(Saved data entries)
* * *

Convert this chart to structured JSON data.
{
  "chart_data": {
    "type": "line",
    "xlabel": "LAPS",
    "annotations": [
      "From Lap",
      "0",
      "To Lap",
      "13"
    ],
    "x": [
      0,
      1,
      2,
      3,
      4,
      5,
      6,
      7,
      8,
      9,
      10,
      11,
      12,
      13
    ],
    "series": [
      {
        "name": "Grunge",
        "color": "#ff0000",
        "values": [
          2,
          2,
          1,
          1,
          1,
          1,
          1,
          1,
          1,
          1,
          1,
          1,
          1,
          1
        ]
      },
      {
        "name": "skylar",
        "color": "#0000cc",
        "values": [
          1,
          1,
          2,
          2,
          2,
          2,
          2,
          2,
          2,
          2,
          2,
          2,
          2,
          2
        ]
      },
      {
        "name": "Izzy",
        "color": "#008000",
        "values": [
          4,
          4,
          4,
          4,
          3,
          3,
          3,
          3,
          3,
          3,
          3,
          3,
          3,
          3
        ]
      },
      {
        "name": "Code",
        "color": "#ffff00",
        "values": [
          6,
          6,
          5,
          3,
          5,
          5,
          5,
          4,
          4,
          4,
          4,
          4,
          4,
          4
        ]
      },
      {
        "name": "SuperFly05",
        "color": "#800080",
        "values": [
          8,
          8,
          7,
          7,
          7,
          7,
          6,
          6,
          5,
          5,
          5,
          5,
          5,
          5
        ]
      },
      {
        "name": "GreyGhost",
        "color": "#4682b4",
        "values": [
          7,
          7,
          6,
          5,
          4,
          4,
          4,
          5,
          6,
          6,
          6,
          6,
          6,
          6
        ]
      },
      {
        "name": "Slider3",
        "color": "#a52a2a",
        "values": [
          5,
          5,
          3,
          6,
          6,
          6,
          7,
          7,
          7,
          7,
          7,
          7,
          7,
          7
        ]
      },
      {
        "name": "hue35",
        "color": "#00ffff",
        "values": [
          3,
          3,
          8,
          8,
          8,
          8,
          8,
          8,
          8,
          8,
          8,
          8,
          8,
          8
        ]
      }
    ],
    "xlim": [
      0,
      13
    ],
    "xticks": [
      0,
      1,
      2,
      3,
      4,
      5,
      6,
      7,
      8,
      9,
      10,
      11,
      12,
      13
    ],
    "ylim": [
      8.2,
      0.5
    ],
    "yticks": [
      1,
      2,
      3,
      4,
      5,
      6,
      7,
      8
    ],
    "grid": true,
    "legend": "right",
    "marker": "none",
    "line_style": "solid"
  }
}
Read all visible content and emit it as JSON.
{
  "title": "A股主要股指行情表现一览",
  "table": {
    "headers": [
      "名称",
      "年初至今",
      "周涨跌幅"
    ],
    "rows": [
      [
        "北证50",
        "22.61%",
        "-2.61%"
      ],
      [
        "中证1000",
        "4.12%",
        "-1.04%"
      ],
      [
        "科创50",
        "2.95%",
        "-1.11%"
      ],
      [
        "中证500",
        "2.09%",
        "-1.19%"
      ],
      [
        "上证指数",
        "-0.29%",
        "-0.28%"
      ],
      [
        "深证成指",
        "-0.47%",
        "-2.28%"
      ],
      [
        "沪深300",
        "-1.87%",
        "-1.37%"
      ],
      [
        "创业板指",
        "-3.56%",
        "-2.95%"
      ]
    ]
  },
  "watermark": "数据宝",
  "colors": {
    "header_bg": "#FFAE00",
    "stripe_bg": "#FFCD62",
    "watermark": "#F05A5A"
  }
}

* * *

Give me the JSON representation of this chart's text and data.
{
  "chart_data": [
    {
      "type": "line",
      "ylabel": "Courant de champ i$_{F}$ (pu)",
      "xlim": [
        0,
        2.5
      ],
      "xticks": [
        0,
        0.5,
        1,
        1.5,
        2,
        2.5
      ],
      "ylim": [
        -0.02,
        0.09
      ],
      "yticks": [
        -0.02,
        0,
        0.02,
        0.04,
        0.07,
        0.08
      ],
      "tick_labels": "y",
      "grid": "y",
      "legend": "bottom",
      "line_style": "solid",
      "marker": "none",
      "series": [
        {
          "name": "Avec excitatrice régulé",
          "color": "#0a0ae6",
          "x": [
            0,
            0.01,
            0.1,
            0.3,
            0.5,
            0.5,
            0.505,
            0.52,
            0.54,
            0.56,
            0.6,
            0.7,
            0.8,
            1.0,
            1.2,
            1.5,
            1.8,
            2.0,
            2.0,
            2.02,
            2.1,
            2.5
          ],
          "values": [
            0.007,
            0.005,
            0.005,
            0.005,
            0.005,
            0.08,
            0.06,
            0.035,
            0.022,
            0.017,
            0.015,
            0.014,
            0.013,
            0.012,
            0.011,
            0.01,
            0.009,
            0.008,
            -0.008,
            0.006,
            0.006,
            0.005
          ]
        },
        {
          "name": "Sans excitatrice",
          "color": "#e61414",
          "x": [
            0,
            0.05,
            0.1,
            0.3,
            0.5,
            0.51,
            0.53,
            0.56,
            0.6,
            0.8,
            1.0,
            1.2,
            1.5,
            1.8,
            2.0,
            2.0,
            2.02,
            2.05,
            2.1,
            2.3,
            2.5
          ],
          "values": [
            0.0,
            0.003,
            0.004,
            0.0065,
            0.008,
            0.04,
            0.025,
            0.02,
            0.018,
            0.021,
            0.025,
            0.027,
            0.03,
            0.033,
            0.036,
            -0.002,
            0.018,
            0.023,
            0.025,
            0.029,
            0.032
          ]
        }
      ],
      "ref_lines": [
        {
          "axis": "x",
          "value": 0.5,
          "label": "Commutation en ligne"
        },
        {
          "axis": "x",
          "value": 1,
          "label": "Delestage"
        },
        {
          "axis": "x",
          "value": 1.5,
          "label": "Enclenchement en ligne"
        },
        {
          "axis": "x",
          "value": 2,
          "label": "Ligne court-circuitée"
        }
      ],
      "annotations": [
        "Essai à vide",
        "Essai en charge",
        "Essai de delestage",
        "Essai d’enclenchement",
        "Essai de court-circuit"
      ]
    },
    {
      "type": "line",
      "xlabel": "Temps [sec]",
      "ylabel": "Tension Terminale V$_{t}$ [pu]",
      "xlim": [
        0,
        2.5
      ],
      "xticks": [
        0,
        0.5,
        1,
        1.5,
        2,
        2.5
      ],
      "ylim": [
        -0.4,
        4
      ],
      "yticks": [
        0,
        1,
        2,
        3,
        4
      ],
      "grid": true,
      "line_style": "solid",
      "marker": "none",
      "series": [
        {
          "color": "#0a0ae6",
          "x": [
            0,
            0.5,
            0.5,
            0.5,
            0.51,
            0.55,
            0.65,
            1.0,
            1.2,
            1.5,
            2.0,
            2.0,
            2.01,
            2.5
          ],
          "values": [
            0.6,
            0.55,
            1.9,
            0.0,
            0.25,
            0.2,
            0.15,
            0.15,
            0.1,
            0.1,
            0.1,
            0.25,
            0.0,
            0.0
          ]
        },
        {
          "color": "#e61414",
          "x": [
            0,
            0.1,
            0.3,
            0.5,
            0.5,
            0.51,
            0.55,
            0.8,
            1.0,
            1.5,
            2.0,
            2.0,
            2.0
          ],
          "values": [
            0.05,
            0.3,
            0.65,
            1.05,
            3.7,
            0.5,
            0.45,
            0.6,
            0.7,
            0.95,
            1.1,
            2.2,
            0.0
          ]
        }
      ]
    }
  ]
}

* * *

**Exercise:** Look through the entries above and list every line containing "this".

**Completed task:**
Convert this chart to structured JSON data.
Give me the JSON representation of this chart's text and data.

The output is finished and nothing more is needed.